Say how many lines include the word "from", using only a number.
───── Material for the task ─────
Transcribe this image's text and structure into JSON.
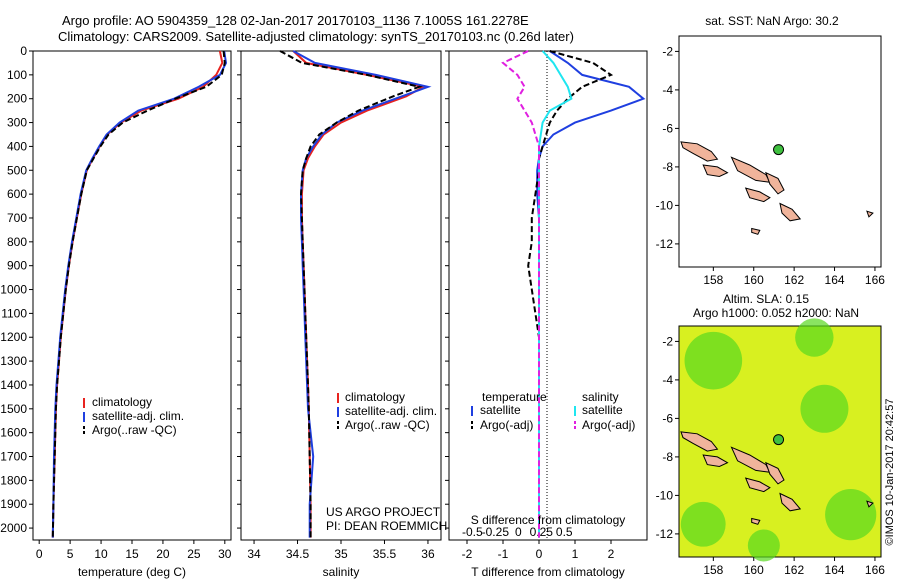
{
  "figure": {
    "title_line1": "Argo profile: AO 5904359_128 02-Jan-2017 20170103_1136 7.1005S 161.2278E",
    "title_line2": "Climatology: CARS2009. Satellite-adjusted climatology: synTS_20170103.nc (0.26d later)",
    "credit_project": "US ARGO PROJECT",
    "credit_pi": "PI: DEAN ROEMMICH",
    "stamp": "©IMOS 10-Jan-2017 20:42:57"
  },
  "colors": {
    "climatology": "#e8231f",
    "satellite": "#1f3fe0",
    "argo": "#000000",
    "salinity_satellite": "#1fe6f0",
    "salinity_argo": "#e020e0",
    "land": "#f0b49b",
    "float": "#40c040",
    "sla_light": "#d8f020",
    "sla_green": "#58d820"
  },
  "chart_data": [
    {
      "id": "temperature",
      "type": "line",
      "xlabel": "temperature (deg C)",
      "ylabel": "",
      "xlim": [
        -1,
        31
      ],
      "ylim": [
        2050,
        0
      ],
      "xticks": [
        0,
        5,
        10,
        15,
        20,
        25,
        30
      ],
      "yticks": [
        0,
        100,
        200,
        300,
        400,
        500,
        600,
        700,
        800,
        900,
        1000,
        1100,
        1200,
        1300,
        1400,
        1500,
        1600,
        1700,
        1800,
        1900,
        2000
      ],
      "legend": [
        "climatology",
        "satellite-adj. clim.",
        "Argo(..raw -QC)"
      ],
      "series": [
        {
          "name": "climatology",
          "style": "solid",
          "color_key": "climatology",
          "x": [
            29.2,
            29.6,
            28.6,
            26.5,
            22.5,
            16.5,
            13.2,
            11.0,
            9.8,
            8.7,
            7.7,
            6.8,
            6.1,
            5.4,
            4.8,
            4.3,
            3.9,
            3.5,
            3.2,
            2.9,
            2.7,
            2.5,
            2.3,
            2.2
          ],
          "y": [
            0,
            50,
            100,
            150,
            200,
            250,
            300,
            350,
            400,
            450,
            500,
            600,
            700,
            800,
            900,
            1000,
            1100,
            1200,
            1300,
            1400,
            1500,
            1700,
            1900,
            2040
          ]
        },
        {
          "name": "satellite-adj. clim.",
          "style": "solid",
          "color_key": "satellite",
          "x": [
            29.9,
            30.2,
            29.2,
            25.8,
            21.8,
            16.0,
            13.0,
            10.9,
            9.7,
            8.6,
            7.6,
            6.7,
            6.0,
            5.3,
            4.7,
            4.2,
            3.8,
            3.4,
            3.1,
            2.8,
            2.6,
            2.4,
            2.3,
            2.2
          ],
          "y": [
            0,
            50,
            100,
            150,
            200,
            250,
            300,
            350,
            400,
            450,
            500,
            600,
            700,
            800,
            900,
            1000,
            1100,
            1200,
            1300,
            1400,
            1500,
            1700,
            1900,
            2040
          ]
        },
        {
          "name": "Argo(..raw -QC)",
          "style": "dashed",
          "color_key": "argo",
          "x": [
            29.8,
            30.0,
            29.5,
            27.0,
            22.0,
            17.5,
            13.5,
            11.2,
            9.9,
            8.8,
            7.7,
            6.8,
            6.1,
            5.4,
            4.8,
            4.3,
            3.9,
            3.5,
            3.2,
            2.9,
            2.7,
            2.5,
            2.3,
            2.2
          ],
          "y": [
            0,
            50,
            100,
            150,
            200,
            250,
            300,
            350,
            400,
            450,
            500,
            600,
            700,
            800,
            900,
            1000,
            1100,
            1200,
            1300,
            1400,
            1500,
            1700,
            1900,
            2040
          ]
        }
      ]
    },
    {
      "id": "salinity",
      "type": "line",
      "xlabel": "salinity",
      "xlim": [
        33.85,
        36.15
      ],
      "ylim": [
        2050,
        0
      ],
      "xticks": [
        34,
        34.5,
        35,
        35.5,
        36
      ],
      "legend": [
        "climatology",
        "satellite-adj. clim.",
        "Argo(..raw -QC)"
      ],
      "series": [
        {
          "name": "climatology",
          "style": "solid",
          "color_key": "climatology",
          "x": [
            34.45,
            34.6,
            35.3,
            35.95,
            35.75,
            35.3,
            35.0,
            34.8,
            34.7,
            34.62,
            34.57,
            34.55,
            34.55,
            34.56,
            34.57,
            34.58,
            34.59,
            34.6,
            34.61,
            34.62,
            34.63,
            34.64,
            34.65,
            34.65
          ],
          "y": [
            0,
            50,
            100,
            150,
            190,
            250,
            300,
            350,
            400,
            450,
            500,
            600,
            700,
            800,
            900,
            1000,
            1100,
            1200,
            1300,
            1400,
            1500,
            1700,
            1900,
            2040
          ]
        },
        {
          "name": "satellite-adj. clim.",
          "style": "solid",
          "color_key": "satellite",
          "x": [
            34.45,
            34.7,
            35.4,
            36.0,
            35.7,
            35.25,
            34.95,
            34.78,
            34.68,
            34.6,
            34.56,
            34.54,
            34.54,
            34.55,
            34.56,
            34.57,
            34.58,
            34.59,
            34.6,
            34.61,
            34.62,
            34.68,
            34.64,
            34.64
          ],
          "y": [
            0,
            50,
            100,
            150,
            190,
            250,
            300,
            350,
            400,
            450,
            500,
            600,
            700,
            800,
            900,
            1000,
            1100,
            1200,
            1300,
            1400,
            1500,
            1700,
            1900,
            2040
          ]
        },
        {
          "name": "Argo(..raw -QC)",
          "style": "dashed",
          "color_key": "argo",
          "x": [
            34.3,
            34.55,
            35.3,
            35.9,
            35.6,
            35.2,
            34.95,
            34.75,
            34.65,
            34.6,
            34.56,
            34.54,
            34.55,
            34.56,
            34.57,
            34.58,
            34.59,
            34.6,
            34.61,
            34.62,
            34.63,
            34.64,
            34.65,
            34.65
          ],
          "y": [
            0,
            50,
            100,
            150,
            190,
            250,
            300,
            350,
            400,
            450,
            500,
            600,
            700,
            800,
            900,
            1000,
            1100,
            1200,
            1300,
            1400,
            1500,
            1700,
            1900,
            2040
          ]
        }
      ]
    },
    {
      "id": "difference",
      "type": "line",
      "xlabel": "T difference from climatology",
      "xlabel_top": "S difference from climatology",
      "xlim": [
        -2.5,
        3.0
      ],
      "ylim": [
        2050,
        0
      ],
      "xticks": [
        -2,
        -1,
        0,
        1,
        2
      ],
      "xticks_top": [
        -0.5,
        -0.25,
        0,
        0.25,
        0.5
      ],
      "legend_headers": [
        "temperature",
        "salinity"
      ],
      "legend": [
        "satellite",
        "Argo(-adj)",
        "satellite",
        "Argo(-adj)"
      ],
      "series": [
        {
          "name": "temperature satellite",
          "style": "solid",
          "color_key": "satellite",
          "x": [
            0.3,
            0.8,
            1.2,
            2.5,
            2.9,
            2.0,
            1.0,
            0.4,
            0.1,
            0.0,
            -0.05,
            -0.05,
            0.0,
            0.0,
            0.0,
            0.0,
            0.0,
            0.0,
            0.0,
            0.0,
            0.0,
            0.0,
            0.0,
            0.0
          ],
          "y": [
            0,
            50,
            100,
            150,
            200,
            250,
            300,
            350,
            400,
            450,
            500,
            600,
            700,
            800,
            900,
            1000,
            1100,
            1200,
            1300,
            1400,
            1500,
            1700,
            1900,
            2040
          ]
        },
        {
          "name": "temperature Argo(-adj)",
          "style": "dashed",
          "color_key": "argo",
          "x": [
            0.3,
            1.5,
            2.0,
            1.2,
            0.8,
            0.5,
            0.3,
            0.2,
            0.1,
            0.0,
            0.0,
            -0.1,
            -0.2,
            -0.2,
            -0.3,
            -0.2,
            -0.1,
            0.0,
            0.0,
            0.0,
            0.0,
            0.0,
            0.0,
            0.0
          ],
          "y": [
            0,
            50,
            100,
            150,
            200,
            250,
            300,
            350,
            400,
            450,
            500,
            600,
            700,
            800,
            900,
            1000,
            1100,
            1200,
            1300,
            1400,
            1500,
            1700,
            1900,
            2040
          ]
        },
        {
          "name": "salinity satellite",
          "style": "solid",
          "color_key": "salinity_satellite",
          "x": [
            0.1,
            0.4,
            0.6,
            0.8,
            0.9,
            0.3,
            0.1,
            0.05,
            0.0,
            0.0,
            0.0,
            0.0,
            0.0,
            0.0,
            0.0,
            0.0,
            0.0,
            0.0,
            0.0,
            0.0,
            0.0,
            0.0,
            0.0,
            0.0
          ],
          "y": [
            0,
            50,
            100,
            150,
            200,
            250,
            300,
            350,
            400,
            450,
            500,
            600,
            700,
            800,
            900,
            1000,
            1100,
            1200,
            1300,
            1400,
            1500,
            1700,
            1900,
            2040
          ]
        },
        {
          "name": "salinity Argo(-adj)",
          "style": "dashed",
          "color_key": "salinity_argo",
          "x": [
            -0.3,
            -1.0,
            -0.6,
            -0.4,
            -0.6,
            -0.4,
            -0.2,
            -0.1,
            0.0,
            0.0,
            0.0,
            0.0,
            0.0,
            0.0,
            0.0,
            0.0,
            0.0,
            0.0,
            0.0,
            0.0,
            0.0,
            0.0,
            0.0,
            0.0
          ],
          "y": [
            0,
            50,
            100,
            150,
            200,
            250,
            300,
            350,
            400,
            450,
            500,
            600,
            700,
            800,
            900,
            1000,
            1100,
            1200,
            1300,
            1400,
            1500,
            1700,
            1900,
            2040
          ]
        }
      ]
    },
    {
      "id": "map_sst",
      "type": "map",
      "title": "sat. SST: NaN  Argo: 30.2",
      "xlim": [
        156.3,
        166.3
      ],
      "ylim": [
        -13.2,
        -1.2
      ],
      "xticks": [
        158,
        160,
        162,
        164,
        166
      ],
      "yticks": [
        -2,
        -4,
        -6,
        -8,
        -10,
        -12
      ],
      "float_position": [
        161.2278,
        -7.1005
      ]
    },
    {
      "id": "map_sla",
      "type": "map",
      "title_line1": "Altim. SLA: 0.15",
      "title_line2": "Argo h1000: 0.052 h2000: NaN",
      "xlim": [
        156.3,
        166.3
      ],
      "ylim": [
        -13.2,
        -1.2
      ],
      "xticks": [
        158,
        160,
        162,
        164,
        166
      ],
      "yticks": [
        -2,
        -4,
        -6,
        -8,
        -10,
        -12
      ],
      "float_position": [
        161.2278,
        -7.1005
      ]
    }
  ]
}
─────
**Full solution:** 2